Quote, word for word, every line starting at the line that contains "Serialize everything readable" and ending with the last line of the records; include both of these lines and no others.
** start of INFORMATION GIVEN **
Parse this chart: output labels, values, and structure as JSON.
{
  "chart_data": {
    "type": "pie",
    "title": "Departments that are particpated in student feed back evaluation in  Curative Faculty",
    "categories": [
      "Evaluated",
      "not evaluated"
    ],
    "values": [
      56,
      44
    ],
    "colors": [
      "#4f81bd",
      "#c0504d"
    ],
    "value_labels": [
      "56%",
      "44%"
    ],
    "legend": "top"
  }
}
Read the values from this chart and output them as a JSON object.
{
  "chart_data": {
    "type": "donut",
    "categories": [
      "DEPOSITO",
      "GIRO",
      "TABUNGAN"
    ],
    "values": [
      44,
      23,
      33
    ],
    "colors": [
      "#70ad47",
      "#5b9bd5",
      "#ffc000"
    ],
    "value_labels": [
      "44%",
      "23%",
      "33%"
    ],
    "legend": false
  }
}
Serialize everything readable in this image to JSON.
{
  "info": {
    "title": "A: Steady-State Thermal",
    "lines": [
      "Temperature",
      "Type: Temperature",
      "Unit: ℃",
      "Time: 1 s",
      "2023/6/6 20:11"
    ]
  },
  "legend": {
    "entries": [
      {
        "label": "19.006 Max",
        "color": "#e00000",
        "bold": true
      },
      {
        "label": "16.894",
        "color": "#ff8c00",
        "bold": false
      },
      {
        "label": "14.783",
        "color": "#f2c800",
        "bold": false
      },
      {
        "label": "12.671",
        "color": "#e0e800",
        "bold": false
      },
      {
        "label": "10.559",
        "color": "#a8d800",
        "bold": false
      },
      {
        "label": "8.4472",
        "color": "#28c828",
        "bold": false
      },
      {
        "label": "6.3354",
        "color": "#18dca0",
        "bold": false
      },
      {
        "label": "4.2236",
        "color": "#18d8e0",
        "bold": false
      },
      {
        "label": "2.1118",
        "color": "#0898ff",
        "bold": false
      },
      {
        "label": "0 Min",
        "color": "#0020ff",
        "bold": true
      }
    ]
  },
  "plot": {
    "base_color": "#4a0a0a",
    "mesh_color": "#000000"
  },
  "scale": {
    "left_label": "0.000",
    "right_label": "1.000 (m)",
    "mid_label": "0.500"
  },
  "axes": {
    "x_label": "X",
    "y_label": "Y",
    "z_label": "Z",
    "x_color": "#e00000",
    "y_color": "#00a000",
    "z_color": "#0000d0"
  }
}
** end of INFORMATION GIVEN **
» SOLUTION TO THIS EXERCISE:
Serialize everything readable in this image to JSON.
{
  "info": {
    "title": "A: Steady-State Thermal",
    "lines": [
      "Temperature",
      "Type: Temperature",
      "Unit: ℃",
      "Time: 1 s",
      "2023/6/6 20:11"
    ]
  },
  "legend": {
    "entries": [
      {
        "label": "19.006 Max",
        "color": "#e00000",
        "bold": true
      },
      {
        "label": "16.894",
        "color": "#ff8c00",
        "bold": false
      },
      {
        "label": "14.783",
        "color": "#f2c800",
        "bold": false
      },
      {
        "label": "12.671",
        "color": "#e0e800",
        "bold": false
      },
      {
        "label": "10.559",
        "color": "#a8d800",
        "bold": false
      },
      {
        "label": "8.4472",
        "color": "#28c828",
        "bold": false
      },
      {
        "label": "6.3354",
        "color": "#18dca0",
        "bold": false
      },
      {
        "label": "4.2236",
        "color": "#18d8e0",
        "bold": false
      },
      {
        "label": "2.1118",
        "color": "#0898ff",
        "bold": false
      },
      {
        "label": "0 Min",
        "color": "#0020ff",
        "bold": true
      }
    ]
  },
  "plot": {
    "base_color": "#4a0a0a",
    "mesh_color": "#000000"
  },
  "scale": {
    "left_label": "0.000",
    "right_label": "1.000 (m)",
    "mid_label": "0.500"
  },
  "axes": {
    "x_label": "X",
    "y_label": "Y",
    "z_label": "Z",
    "x_color": "#e00000",
    "y_color": "#00a000",
    "z_color": "#0000d0"
  }
}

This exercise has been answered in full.